| Entries shown |
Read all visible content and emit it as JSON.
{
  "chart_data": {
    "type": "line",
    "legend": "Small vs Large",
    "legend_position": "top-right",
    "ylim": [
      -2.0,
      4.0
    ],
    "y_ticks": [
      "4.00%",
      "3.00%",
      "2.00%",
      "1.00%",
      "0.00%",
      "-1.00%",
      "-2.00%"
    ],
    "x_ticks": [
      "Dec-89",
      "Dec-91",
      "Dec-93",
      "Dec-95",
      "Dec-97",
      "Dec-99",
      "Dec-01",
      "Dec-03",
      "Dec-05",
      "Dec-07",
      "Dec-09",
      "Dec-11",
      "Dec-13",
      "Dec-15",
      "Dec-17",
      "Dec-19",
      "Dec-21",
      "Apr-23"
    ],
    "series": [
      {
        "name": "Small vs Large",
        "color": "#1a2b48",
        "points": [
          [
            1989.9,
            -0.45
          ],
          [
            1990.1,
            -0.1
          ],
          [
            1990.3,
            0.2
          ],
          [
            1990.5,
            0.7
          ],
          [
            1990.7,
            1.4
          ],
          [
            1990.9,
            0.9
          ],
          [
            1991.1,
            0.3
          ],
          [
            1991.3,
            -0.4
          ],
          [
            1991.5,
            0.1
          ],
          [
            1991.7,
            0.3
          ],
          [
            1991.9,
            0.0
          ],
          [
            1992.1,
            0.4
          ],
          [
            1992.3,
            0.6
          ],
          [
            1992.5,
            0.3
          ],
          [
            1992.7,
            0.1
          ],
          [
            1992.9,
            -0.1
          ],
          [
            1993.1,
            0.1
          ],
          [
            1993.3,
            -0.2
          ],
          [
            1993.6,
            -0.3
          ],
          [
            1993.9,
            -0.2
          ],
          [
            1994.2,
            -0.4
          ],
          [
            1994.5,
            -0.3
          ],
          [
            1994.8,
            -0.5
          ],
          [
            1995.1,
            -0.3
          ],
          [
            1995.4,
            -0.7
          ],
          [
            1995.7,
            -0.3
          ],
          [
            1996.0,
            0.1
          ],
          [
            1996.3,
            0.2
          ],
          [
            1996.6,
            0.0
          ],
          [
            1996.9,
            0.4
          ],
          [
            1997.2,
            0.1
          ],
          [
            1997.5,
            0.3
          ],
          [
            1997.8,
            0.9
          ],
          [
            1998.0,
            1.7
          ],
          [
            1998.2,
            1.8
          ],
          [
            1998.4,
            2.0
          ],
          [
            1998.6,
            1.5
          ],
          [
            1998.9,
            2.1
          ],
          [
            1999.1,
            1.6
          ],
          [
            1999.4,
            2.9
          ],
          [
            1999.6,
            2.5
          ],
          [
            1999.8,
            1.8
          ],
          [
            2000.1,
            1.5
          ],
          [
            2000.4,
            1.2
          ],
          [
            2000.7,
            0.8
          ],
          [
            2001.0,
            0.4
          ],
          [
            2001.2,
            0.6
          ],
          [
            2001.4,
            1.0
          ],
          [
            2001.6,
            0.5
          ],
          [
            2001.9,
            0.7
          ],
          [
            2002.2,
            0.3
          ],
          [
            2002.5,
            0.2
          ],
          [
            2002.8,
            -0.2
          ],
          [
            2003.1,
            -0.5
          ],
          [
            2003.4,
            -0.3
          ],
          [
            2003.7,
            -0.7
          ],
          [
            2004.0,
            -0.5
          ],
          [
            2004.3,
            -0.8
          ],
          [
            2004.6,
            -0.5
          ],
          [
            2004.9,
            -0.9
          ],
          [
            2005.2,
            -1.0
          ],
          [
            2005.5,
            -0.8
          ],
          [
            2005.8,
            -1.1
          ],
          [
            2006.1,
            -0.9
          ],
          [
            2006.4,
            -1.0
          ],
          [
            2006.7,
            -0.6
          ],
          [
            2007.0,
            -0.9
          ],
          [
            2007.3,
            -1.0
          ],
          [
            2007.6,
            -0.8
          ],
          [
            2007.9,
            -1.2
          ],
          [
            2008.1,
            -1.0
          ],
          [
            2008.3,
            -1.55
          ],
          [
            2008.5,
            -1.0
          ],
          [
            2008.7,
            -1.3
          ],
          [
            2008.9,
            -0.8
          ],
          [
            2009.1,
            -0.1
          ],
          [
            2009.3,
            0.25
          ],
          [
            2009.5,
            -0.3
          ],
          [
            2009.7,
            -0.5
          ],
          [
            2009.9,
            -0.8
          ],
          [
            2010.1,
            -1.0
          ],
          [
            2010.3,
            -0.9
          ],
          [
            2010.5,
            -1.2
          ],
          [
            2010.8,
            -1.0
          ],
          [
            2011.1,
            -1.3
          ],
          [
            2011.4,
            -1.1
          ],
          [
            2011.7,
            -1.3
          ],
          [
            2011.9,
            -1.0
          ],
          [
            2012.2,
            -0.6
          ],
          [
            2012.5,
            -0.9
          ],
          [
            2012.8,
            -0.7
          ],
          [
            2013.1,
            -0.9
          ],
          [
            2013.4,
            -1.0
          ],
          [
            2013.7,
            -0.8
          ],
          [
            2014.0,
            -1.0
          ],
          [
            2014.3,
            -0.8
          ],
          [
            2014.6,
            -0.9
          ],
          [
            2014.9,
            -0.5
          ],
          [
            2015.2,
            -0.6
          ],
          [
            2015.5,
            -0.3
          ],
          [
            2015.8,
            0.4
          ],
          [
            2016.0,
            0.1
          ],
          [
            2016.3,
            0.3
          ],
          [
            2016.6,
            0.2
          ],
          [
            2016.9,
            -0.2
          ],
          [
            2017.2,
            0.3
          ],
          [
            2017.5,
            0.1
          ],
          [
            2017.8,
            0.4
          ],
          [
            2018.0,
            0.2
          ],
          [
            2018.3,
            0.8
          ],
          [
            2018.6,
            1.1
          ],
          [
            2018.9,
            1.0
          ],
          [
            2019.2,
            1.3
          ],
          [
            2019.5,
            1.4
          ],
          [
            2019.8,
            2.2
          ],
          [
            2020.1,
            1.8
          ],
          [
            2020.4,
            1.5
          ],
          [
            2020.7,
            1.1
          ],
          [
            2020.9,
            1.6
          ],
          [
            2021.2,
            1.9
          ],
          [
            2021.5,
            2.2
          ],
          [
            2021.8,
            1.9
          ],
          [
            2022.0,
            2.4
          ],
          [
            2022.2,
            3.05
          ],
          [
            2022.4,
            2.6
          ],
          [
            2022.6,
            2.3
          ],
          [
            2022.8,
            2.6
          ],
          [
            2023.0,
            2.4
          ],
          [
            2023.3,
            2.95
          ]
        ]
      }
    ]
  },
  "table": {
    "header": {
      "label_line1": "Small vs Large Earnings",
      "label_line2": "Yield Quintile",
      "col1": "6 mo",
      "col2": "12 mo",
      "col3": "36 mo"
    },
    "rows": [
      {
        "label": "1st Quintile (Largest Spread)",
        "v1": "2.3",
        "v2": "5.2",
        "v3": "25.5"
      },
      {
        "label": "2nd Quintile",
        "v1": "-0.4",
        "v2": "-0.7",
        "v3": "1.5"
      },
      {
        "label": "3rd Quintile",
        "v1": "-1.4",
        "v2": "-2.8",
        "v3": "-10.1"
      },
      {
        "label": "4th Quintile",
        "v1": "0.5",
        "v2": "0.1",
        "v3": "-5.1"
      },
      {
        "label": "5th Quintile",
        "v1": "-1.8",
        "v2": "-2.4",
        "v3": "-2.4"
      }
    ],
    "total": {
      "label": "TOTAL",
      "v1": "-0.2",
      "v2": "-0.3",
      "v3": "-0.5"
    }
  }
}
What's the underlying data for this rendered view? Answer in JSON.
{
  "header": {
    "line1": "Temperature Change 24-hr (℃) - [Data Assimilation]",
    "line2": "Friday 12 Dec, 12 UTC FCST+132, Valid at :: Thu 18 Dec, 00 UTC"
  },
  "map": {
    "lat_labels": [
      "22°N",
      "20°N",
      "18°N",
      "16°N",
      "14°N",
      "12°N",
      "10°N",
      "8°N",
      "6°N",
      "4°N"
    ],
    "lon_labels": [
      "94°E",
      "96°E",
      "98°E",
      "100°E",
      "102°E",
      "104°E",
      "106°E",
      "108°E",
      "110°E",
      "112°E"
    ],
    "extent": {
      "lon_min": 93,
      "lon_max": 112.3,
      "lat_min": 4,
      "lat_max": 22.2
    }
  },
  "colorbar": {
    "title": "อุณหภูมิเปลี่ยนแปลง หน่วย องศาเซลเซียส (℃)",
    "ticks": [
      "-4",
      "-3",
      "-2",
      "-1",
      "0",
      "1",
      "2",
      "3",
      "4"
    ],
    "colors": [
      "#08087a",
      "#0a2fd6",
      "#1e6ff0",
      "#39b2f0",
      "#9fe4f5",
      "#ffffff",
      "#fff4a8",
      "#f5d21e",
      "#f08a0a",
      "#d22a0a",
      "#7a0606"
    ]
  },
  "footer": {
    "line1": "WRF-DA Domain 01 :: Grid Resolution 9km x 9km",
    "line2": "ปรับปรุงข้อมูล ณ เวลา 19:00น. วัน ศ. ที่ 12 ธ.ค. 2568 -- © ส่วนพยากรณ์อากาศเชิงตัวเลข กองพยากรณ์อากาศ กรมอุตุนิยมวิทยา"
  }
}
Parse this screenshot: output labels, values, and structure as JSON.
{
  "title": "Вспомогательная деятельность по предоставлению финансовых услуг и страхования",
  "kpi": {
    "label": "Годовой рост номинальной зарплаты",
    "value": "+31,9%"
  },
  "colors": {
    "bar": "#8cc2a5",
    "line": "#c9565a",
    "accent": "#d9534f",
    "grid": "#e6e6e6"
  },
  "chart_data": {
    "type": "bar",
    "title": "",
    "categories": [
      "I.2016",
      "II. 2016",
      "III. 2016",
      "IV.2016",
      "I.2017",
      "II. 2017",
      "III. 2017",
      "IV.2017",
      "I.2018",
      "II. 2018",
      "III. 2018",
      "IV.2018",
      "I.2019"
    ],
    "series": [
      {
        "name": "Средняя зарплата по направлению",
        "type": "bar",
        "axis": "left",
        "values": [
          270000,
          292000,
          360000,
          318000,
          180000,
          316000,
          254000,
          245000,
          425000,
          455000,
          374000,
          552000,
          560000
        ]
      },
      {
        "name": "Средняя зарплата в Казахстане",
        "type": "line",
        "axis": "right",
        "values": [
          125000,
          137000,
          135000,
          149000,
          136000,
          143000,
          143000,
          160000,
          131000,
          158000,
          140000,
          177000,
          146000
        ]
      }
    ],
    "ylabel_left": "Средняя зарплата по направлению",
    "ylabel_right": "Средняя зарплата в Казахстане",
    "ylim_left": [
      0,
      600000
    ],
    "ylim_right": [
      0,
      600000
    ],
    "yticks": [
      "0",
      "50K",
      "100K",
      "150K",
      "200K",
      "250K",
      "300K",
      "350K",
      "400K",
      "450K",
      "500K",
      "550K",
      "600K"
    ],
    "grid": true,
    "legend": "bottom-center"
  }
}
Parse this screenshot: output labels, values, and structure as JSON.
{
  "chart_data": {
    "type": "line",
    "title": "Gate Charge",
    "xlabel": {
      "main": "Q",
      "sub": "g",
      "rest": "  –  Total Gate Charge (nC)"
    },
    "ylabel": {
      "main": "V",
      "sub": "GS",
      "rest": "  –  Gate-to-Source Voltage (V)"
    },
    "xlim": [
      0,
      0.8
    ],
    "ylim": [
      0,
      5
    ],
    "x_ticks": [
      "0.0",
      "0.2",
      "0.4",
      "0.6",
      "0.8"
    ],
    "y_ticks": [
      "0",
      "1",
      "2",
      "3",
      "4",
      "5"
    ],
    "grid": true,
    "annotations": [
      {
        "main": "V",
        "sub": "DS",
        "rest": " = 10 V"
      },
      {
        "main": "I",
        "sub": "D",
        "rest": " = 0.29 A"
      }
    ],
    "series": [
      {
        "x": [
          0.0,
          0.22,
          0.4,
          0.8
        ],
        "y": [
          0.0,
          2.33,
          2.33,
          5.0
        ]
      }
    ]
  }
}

| Given request |
From the records above, pick out and copy each line holding the word "зарплата".

| Result |
        "name": "Средняя зарплата по направлению",
        "name": "Средняя зарплата в Казахстане",
    "ylabel_left": "Средняя зарплата по направлению",
    "ylabel_right": "Средняя зарплата в Казахстане",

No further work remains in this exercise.